## Stated task
Skip all pictures, then print the remaining material exactly.

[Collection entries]
☆ ☆ ☆ ☆
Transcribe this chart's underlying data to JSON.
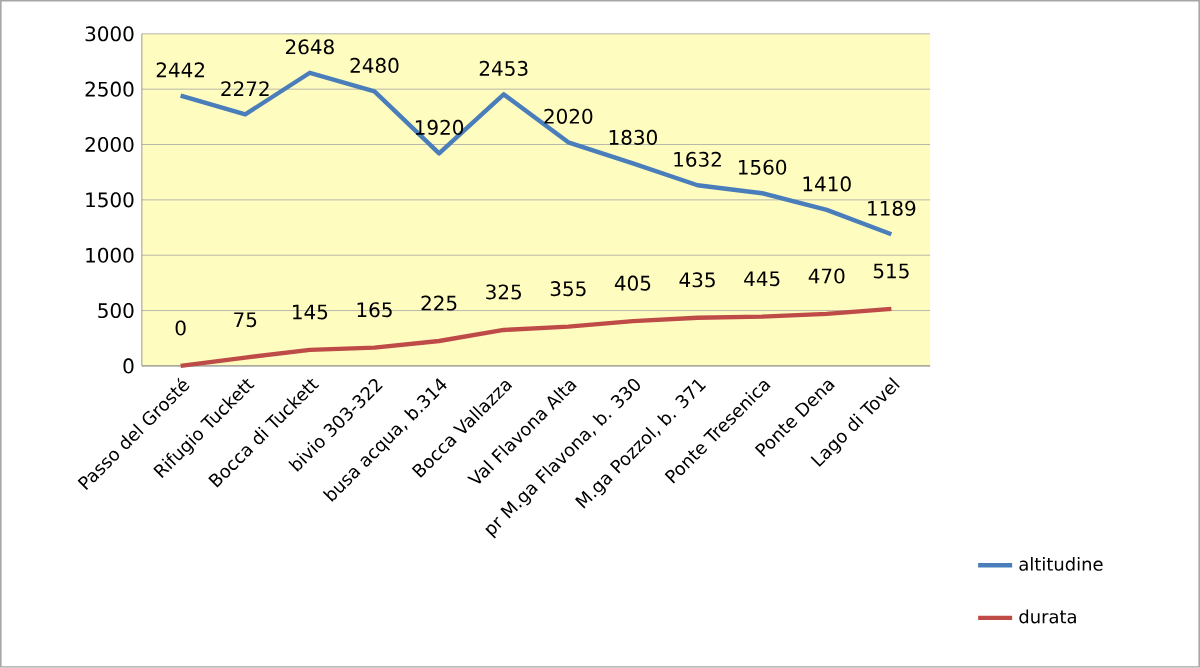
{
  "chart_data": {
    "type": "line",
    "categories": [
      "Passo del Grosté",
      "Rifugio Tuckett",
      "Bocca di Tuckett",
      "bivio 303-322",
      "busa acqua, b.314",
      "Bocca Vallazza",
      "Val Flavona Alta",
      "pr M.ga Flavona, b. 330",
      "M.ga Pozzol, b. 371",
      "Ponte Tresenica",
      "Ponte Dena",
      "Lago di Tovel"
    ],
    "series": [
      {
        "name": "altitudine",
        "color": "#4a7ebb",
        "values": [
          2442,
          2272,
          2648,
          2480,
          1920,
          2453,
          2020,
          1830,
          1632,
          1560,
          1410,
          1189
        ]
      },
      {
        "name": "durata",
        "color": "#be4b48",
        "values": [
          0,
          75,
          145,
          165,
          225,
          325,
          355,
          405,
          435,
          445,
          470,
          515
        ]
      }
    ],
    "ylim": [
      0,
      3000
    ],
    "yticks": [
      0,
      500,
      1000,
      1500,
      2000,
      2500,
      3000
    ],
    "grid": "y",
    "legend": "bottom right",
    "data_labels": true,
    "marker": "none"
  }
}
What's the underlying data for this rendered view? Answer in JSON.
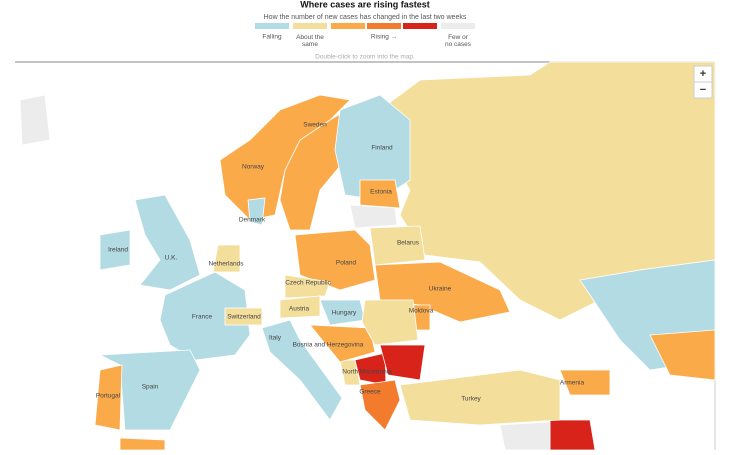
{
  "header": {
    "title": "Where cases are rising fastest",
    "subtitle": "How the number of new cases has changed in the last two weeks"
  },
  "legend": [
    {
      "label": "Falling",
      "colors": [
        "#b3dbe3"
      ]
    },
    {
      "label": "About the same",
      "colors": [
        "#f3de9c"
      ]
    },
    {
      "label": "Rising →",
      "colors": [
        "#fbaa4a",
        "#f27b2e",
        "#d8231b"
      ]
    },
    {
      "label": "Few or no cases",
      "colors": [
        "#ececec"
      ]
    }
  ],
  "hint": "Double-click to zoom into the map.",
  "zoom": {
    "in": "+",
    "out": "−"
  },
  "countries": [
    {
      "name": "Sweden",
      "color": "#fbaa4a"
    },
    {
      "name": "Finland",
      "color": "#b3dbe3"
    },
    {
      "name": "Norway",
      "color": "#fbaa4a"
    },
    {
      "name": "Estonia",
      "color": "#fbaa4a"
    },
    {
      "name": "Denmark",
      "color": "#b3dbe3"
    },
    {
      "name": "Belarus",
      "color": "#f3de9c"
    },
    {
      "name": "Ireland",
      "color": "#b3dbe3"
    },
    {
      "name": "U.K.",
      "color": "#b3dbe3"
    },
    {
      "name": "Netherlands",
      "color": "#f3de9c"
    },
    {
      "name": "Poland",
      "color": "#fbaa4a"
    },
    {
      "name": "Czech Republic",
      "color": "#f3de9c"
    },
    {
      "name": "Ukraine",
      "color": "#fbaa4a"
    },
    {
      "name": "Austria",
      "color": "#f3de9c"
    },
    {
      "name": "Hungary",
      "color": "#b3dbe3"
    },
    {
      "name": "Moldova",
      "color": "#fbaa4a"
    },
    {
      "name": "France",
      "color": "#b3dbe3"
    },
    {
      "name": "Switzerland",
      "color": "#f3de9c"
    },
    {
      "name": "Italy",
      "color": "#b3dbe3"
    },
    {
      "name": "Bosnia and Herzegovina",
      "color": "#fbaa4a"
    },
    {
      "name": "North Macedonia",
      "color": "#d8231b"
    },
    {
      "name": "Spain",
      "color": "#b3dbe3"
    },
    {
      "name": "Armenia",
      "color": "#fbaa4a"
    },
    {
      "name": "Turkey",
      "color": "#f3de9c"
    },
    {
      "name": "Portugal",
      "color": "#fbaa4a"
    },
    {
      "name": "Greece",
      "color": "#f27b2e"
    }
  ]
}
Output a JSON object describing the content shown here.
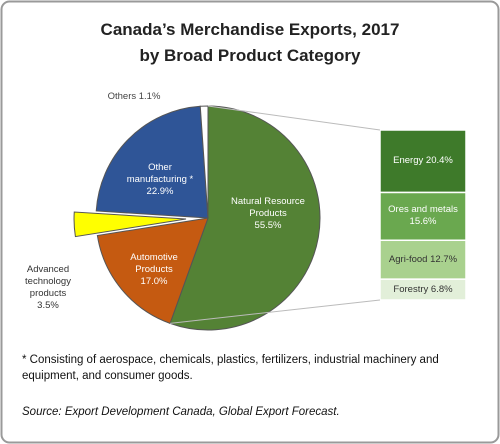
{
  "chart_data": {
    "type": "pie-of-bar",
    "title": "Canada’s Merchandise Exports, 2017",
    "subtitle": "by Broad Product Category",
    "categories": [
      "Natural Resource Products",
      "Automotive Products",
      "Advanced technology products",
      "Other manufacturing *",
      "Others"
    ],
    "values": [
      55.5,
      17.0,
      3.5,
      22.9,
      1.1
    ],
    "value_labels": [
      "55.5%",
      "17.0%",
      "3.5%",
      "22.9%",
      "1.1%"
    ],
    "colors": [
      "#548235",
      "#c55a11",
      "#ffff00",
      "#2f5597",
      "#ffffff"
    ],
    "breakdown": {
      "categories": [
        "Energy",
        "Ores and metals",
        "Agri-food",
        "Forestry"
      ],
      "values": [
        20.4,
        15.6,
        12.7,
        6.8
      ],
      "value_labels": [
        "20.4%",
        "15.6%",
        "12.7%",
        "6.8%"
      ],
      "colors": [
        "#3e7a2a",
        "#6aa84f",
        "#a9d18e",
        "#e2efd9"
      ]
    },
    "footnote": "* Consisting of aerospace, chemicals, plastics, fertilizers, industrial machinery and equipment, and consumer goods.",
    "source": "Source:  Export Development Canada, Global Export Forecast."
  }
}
☆ ☆ ☆ ☆
## Exercise output
Transcribe this chart's underlying data to JSON.
{
  "chart_data": {
    "type": "line",
    "categories": [
      "Passo del Grosté",
      "Rifugio Tuckett",
      "Bocca di Tuckett",
      "bivio 303-322",
      "busa acqua, b.314",
      "Bocca Vallazza",
      "Val Flavona Alta",
      "pr M.ga Flavona, b. 330",
      "M.ga Pozzol, b. 371",
      "Ponte Tresenica",
      "Ponte Dena",
      "Lago di Tovel"
    ],
    "series": [
      {
        "name": "altitudine",
        "color": "#4a7ebb",
        "values": [
          2442,
          2272,
          2648,
          2480,
          1920,
          2453,
          2020,
          1830,
          1632,
          1560,
          1410,
          1189
        ]
      },
      {
        "name": "durata",
        "color": "#be4b48",
        "values": [
          0,
          75,
          145,
          165,
          225,
          325,
          355,
          405,
          435,
          445,
          470,
          515
        ]
      }
    ],
    "ylim": [
      0,
      3000
    ],
    "yticks": [
      0,
      500,
      1000,
      1500,
      2000,
      2500,
      3000
    ],
    "grid": "y",
    "legend": "bottom right",
    "data_labels": true,
    "marker": "none"
  }
}
What's the underlying data for this rendered view? Answer in JSON.
{
  "header": {
    "title": "Where cases are rising fastest",
    "subtitle": "How the number of new cases has changed in the last two weeks"
  },
  "legend": [
    {
      "label": "Falling",
      "colors": [
        "#b3dbe3"
      ]
    },
    {
      "label": "About the same",
      "colors": [
        "#f3de9c"
      ]
    },
    {
      "label": "Rising →",
      "colors": [
        "#fbaa4a",
        "#f27b2e",
        "#d8231b"
      ]
    },
    {
      "label": "Few or no cases",
      "colors": [
        "#ececec"
      ]
    }
  ],
  "hint": "Double-click to zoom into the map.",
  "zoom": {
    "in": "+",
    "out": "−"
  },
  "countries": [
    {
      "name": "Sweden",
      "color": "#fbaa4a"
    },
    {
      "name": "Finland",
      "color": "#b3dbe3"
    },
    {
      "name": "Norway",
      "color": "#fbaa4a"
    },
    {
      "name": "Estonia",
      "color": "#fbaa4a"
    },
    {
      "name": "Denmark",
      "color": "#b3dbe3"
    },
    {
      "name": "Belarus",
      "color": "#f3de9c"
    },
    {
      "name": "Ireland",
      "color": "#b3dbe3"
    },
    {
      "name": "U.K.",
      "color": "#b3dbe3"
    },
    {
      "name": "Netherlands",
      "color": "#f3de9c"
    },
    {
      "name": "Poland",
      "color": "#fbaa4a"
    },
    {
      "name": "Czech Republic",
      "color": "#f3de9c"
    },
    {
      "name": "Ukraine",
      "color": "#fbaa4a"
    },
    {
      "name": "Austria",
      "color": "#f3de9c"
    },
    {
      "name": "Hungary",
      "color": "#b3dbe3"
    },
    {
      "name": "Moldova",
      "color": "#fbaa4a"
    },
    {
      "name": "France",
      "color": "#b3dbe3"
    },
    {
      "name": "Switzerland",
      "color": "#f3de9c"
    },
    {
      "name": "Italy",
      "color": "#b3dbe3"
    },
    {
      "name": "Bosnia and Herzegovina",
      "color": "#fbaa4a"
    },
    {
      "name": "North Macedonia",
      "color": "#d8231b"
    },
    {
      "name": "Spain",
      "color": "#b3dbe3"
    },
    {
      "name": "Armenia",
      "color": "#fbaa4a"
    },
    {
      "name": "Turkey",
      "color": "#f3de9c"
    },
    {
      "name": "Portugal",
      "color": "#fbaa4a"
    },
    {
      "name": "Greece",
      "color": "#f27b2e"
    }
  ]
}
Output a JSON object describing the content shown here.
{
  "chart_data": {
    "type": "pie-of-bar",
    "title": "Canada’s Merchandise Exports, 2017",
    "subtitle": "by Broad Product Category",
    "categories": [
      "Natural Resource Products",
      "Automotive Products",
      "Advanced technology products",
      "Other manufacturing *",
      "Others"
    ],
    "values": [
      55.5,
      17.0,
      3.5,
      22.9,
      1.1
    ],
    "value_labels": [
      "55.5%",
      "17.0%",
      "3.5%",
      "22.9%",
      "1.1%"
    ],
    "colors": [
      "#548235",
      "#c55a11",
      "#ffff00",
      "#2f5597",
      "#ffffff"
    ],
    "breakdown": {
      "categories": [
        "Energy",
        "Ores and metals",
        "Agri-food",
        "Forestry"
      ],
      "values": [
        20.4,
        15.6,
        12.7,
        6.8
      ],
      "value_labels": [
        "20.4%",
        "15.6%",
        "12.7%",
        "6.8%"
      ],
      "colors": [
        "#3e7a2a",
        "#6aa84f",
        "#a9d18e",
        "#e2efd9"
      ]
    },
    "footnote": "* Consisting of aerospace, chemicals, plastics, fertilizers, industrial machinery and equipment, and consumer goods.",
    "source": "Source:  Export Development Canada, Global Export Forecast."
  }
}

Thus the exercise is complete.